**Short task 1**
Answer these questions about the post on the four-quadrant problem:
(a) What must be assumed for non-hard-threshold units to do the 4-quad problem with 2 layers?
(b) In the demonstration, what shape is drawn to enclose all the intersections of the partition lines, and where is it centered?
(c) How many nodes did Ron Chrisley say the hidden layer could use?
**Short task 2**
Carry on the post on the four-quadrant problem from its final sentence.

**Text extract**
################

The Four-Quadrant Problem

[Alexis Wieland]

Well, so much for my quest for a problem which *requires* more than 2 layers.
Hopefully this will exhaust the issue ...

The conclussions are:
   - for a 2-layer net of a finite number of threshold units can't do the
	4-quad problem to arbitrary accuracy (I'll demonstrate in a moment).
   - any arbitrarily large subspace *can* be approximated to arbitrary
	accuracy with a finite number of nodes.
   - with non-hard-threshold units (including sigmoids) and assuming infinite 
	presision (and you *need* that infinite precision) you *can* do the 
	4-quad problem with 2 layers.



Demonstration that 2-Layers of finite numbers of threshold units can't do it:

Assume that it can be done.  Each node in the first layer creates linear 
partitions in the plane described by the input space.  This finite set of 
partions (lines) intersect at a finite number of points.  Consider a circle 
centered at the origin which encloses all of these intersections.  Assume 
without loss of generality that quads 1&3 have a greater value than quads 
2&4 which is subsequently thresholded by the second layer node.  Above the 
circle, crossing from left to right across the y-axis (or any "don't care" 
band) must result in a net gain (since quad-2 < quad-1) so the weights 
connecting those nodes to the output node must sum > 0.  Below the circle a 
simular argument has the same sum < 0.  The sum can't be both > and < 0, a 
contradiction, therefore it can't be done.

 *BUT*


Doing It With Other than thresholding units:

If the hidden layer's transfer function f(x) = 0 for x<=0 and f(x) = x for 
x>=0 Ron Chrisley showed me at INNS that you can use a four node hidden layer.

################

**Supplied entries**
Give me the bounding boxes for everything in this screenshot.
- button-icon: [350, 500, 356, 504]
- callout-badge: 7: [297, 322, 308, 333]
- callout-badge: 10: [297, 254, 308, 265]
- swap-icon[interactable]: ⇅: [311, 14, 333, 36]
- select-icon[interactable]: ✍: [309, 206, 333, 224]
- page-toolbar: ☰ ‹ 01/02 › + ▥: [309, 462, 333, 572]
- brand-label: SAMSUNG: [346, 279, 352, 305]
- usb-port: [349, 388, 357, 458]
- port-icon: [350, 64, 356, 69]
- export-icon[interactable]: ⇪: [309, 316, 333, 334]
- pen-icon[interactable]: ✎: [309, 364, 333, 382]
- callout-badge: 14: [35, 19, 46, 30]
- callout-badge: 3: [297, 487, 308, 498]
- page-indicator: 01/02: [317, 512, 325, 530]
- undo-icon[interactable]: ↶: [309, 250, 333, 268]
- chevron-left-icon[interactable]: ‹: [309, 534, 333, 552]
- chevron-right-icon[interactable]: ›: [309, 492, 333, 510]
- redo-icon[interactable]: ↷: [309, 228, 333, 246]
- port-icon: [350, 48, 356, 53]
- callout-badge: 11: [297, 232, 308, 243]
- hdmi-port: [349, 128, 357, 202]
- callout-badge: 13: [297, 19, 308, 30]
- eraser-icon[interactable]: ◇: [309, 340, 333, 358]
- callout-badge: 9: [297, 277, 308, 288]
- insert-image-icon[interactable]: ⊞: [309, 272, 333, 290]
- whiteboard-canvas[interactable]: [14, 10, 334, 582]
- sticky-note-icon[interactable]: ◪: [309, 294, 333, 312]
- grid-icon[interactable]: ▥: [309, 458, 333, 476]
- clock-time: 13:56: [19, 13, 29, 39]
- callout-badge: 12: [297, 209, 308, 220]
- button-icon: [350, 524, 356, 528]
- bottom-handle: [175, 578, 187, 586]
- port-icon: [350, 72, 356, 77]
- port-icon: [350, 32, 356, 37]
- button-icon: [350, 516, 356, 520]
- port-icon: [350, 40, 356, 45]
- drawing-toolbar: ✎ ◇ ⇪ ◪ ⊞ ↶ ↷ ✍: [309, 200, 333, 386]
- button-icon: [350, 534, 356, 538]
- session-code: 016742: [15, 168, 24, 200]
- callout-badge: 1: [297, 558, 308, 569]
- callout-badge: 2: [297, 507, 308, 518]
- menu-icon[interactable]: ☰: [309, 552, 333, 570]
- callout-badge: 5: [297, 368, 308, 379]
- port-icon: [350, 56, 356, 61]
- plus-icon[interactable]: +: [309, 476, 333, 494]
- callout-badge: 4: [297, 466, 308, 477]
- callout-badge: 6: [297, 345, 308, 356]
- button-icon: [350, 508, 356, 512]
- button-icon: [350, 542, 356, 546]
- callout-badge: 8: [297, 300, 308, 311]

################

**Exercise response 1**
(a) Infinite precision.
(b) A circle, centered at the origin.
(c) Four.

**Exercise response 2**
Given input weights (w,w), (-w,-w), (w,-w), (-w, w) on the first layer
(no thresholds) and weights (w2, w2, -w2, -w2) from the hidden layer
to the thresholding output node you've got it.

I would add that you can approximate the semi-linear node to arbitrary
accuracy with thresholding units if you only want to go out a finite distance.

Also, you're really only using the fact that the transfer function is 
monotonically increasing -- as is a sigmoid (at least in theory).  So if 
the four nodes in the hidden layer have *any* non-zero threshold you can 
use the save network and use sigmoid units.  Eventually your top node will
have sigmoid(x + threshold) - sigmoid(x) as its input (which gets *very*
small very fast) but in theory this should work.


In conclussion, this is a task that is quite simple with a 3 layer net
(put a partition on the x an y axis and XOR their outputs).  Instead,
you can use an infinite number of nodes in 2 layers or see how well
your particular computer deals with numbers like 10**-(10**10**10**...)
with sigmoid nodes.  In short, while it is clearly cleaner and more
compact to do it with 3 layers, it *can* be done in theory with networks
(which are not pragmatically realizable) with 2-layers.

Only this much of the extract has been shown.